What you need to do:
Reproduce each of the following rows verbatim, keeping every character and line break unchanged.

** START Material provided **

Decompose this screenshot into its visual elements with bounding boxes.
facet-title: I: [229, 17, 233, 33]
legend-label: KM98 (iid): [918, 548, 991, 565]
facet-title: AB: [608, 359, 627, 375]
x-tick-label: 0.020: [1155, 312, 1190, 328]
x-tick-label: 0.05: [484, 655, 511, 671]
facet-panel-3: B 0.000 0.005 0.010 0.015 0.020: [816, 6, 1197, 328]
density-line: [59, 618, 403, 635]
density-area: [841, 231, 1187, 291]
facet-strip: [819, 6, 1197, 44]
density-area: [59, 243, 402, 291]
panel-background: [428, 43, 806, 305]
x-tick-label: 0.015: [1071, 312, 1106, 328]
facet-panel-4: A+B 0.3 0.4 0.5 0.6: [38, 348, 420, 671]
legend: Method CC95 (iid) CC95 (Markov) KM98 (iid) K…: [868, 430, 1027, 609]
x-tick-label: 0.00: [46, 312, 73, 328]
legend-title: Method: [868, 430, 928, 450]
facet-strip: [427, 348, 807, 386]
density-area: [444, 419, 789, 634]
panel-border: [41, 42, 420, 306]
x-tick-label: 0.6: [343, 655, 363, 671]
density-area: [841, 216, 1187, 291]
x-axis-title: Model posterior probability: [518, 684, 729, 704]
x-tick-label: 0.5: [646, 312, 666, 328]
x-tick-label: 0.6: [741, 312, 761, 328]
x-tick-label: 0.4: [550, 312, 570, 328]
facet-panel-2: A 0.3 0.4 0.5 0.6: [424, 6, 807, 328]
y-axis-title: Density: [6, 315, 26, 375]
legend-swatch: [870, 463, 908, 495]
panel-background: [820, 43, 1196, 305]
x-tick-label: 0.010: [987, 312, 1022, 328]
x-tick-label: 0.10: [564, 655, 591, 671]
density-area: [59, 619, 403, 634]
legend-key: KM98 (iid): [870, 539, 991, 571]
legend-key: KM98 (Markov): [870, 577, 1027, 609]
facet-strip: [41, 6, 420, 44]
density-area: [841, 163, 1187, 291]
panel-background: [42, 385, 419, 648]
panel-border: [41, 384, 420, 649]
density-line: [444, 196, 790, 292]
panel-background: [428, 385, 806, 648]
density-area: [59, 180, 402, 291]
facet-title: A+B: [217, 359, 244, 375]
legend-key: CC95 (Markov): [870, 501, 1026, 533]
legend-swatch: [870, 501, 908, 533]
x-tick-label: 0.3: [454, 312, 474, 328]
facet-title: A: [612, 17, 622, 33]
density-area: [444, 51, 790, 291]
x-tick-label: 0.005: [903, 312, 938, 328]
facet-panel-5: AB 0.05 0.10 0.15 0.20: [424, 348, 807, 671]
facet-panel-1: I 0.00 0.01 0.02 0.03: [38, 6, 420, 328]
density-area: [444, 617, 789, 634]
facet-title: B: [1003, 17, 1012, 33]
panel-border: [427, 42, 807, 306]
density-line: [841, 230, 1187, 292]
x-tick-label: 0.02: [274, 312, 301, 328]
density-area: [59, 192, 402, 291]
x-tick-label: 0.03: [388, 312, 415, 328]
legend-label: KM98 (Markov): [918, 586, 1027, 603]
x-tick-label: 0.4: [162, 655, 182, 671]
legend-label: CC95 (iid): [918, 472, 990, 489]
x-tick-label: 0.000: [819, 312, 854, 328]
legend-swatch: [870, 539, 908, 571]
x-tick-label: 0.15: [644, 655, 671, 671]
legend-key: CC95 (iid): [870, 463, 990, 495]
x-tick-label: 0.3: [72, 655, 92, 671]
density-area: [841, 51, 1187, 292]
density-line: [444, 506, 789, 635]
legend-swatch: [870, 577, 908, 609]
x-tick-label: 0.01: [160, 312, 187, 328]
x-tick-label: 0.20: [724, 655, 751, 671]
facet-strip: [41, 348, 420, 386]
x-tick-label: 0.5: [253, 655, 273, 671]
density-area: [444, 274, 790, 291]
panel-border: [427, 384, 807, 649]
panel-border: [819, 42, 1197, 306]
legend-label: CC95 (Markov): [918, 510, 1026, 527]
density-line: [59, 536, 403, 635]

** END Material provided **

Written response:
Decompose this screenshot into its visual elements with bounding boxes.
facet-title: I: [229, 17, 233, 33]
legend-label: KM98 (iid): [918, 548, 991, 565]
facet-title: AB: [608, 359, 627, 375]
x-tick-label: 0.020: [1155, 312, 1190, 328]
x-tick-label: 0.05: [484, 655, 511, 671]
facet-panel-3: B 0.000 0.005 0.010 0.015 0.020: [816, 6, 1197, 328]
density-line: [59, 618, 403, 635]
density-area: [841, 231, 1187, 291]
facet-strip: [819, 6, 1197, 44]
density-area: [59, 243, 402, 291]
panel-background: [428, 43, 806, 305]
x-tick-label: 0.015: [1071, 312, 1106, 328]
facet-panel-4: A+B 0.3 0.4 0.5 0.6: [38, 348, 420, 671]
legend: Method CC95 (iid) CC95 (Markov) KM98 (iid) K…: [868, 430, 1027, 609]
x-tick-label: 0.00: [46, 312, 73, 328]
legend-title: Method: [868, 430, 928, 450]
facet-strip: [427, 348, 807, 386]
density-area: [444, 419, 789, 634]
panel-border: [41, 42, 420, 306]
x-tick-label: 0.6: [343, 655, 363, 671]
density-area: [841, 216, 1187, 291]
x-axis-title: Model posterior probability: [518, 684, 729, 704]
x-tick-label: 0.5: [646, 312, 666, 328]
x-tick-label: 0.6: [741, 312, 761, 328]
x-tick-label: 0.4: [550, 312, 570, 328]
facet-panel-2: A 0.3 0.4 0.5 0.6: [424, 6, 807, 328]
y-axis-title: Density: [6, 315, 26, 375]
legend-swatch: [870, 463, 908, 495]
panel-background: [820, 43, 1196, 305]
x-tick-label: 0.010: [987, 312, 1022, 328]
x-tick-label: 0.10: [564, 655, 591, 671]
density-area: [59, 619, 403, 634]
legend-key: KM98 (iid): [870, 539, 991, 571]
legend-key: KM98 (Markov): [870, 577, 1027, 609]
facet-strip: [41, 6, 420, 44]
density-area: [841, 163, 1187, 291]
panel-background: [42, 385, 419, 648]
panel-border: [41, 384, 420, 649]
density-line: [444, 196, 790, 292]
panel-background: [428, 385, 806, 648]
density-area: [59, 180, 402, 291]
facet-title: A+B: [217, 359, 244, 375]
legend-key: CC95 (Markov): [870, 501, 1026, 533]
legend-swatch: [870, 501, 908, 533]
x-tick-label: 0.3: [454, 312, 474, 328]
facet-title: A: [612, 17, 622, 33]
density-area: [444, 51, 790, 291]
x-tick-label: 0.005: [903, 312, 938, 328]
facet-panel-5: AB 0.05 0.10 0.15 0.20: [424, 348, 807, 671]
facet-panel-1: I 0.00 0.01 0.02 0.03: [38, 6, 420, 328]
density-area: [444, 617, 789, 634]
facet-title: B: [1003, 17, 1012, 33]
panel-border: [427, 42, 807, 306]
density-line: [841, 230, 1187, 292]
x-tick-label: 0.02: [274, 312, 301, 328]
density-area: [59, 192, 402, 291]
x-tick-label: 0.03: [388, 312, 415, 328]
legend-label: KM98 (Markov): [918, 586, 1027, 603]
x-tick-label: 0.4: [162, 655, 182, 671]
legend-label: CC95 (iid): [918, 472, 990, 489]
x-tick-label: 0.000: [819, 312, 854, 328]
legend-swatch: [870, 539, 908, 571]
x-tick-label: 0.15: [644, 655, 671, 671]
legend-key: CC95 (iid): [870, 463, 990, 495]
x-tick-label: 0.3: [72, 655, 92, 671]
density-area: [841, 51, 1187, 292]
density-line: [444, 506, 789, 635]
legend-swatch: [870, 577, 908, 609]
x-tick-label: 0.01: [160, 312, 187, 328]
x-tick-label: 0.20: [724, 655, 751, 671]
facet-strip: [41, 348, 420, 386]
x-tick-label: 0.5: [253, 655, 273, 671]
density-area: [444, 274, 790, 291]
panel-border: [427, 384, 807, 649]
panel-border: [819, 42, 1197, 306]
legend-label: CC95 (Markov): [918, 510, 1026, 527]
density-line: [59, 536, 403, 635]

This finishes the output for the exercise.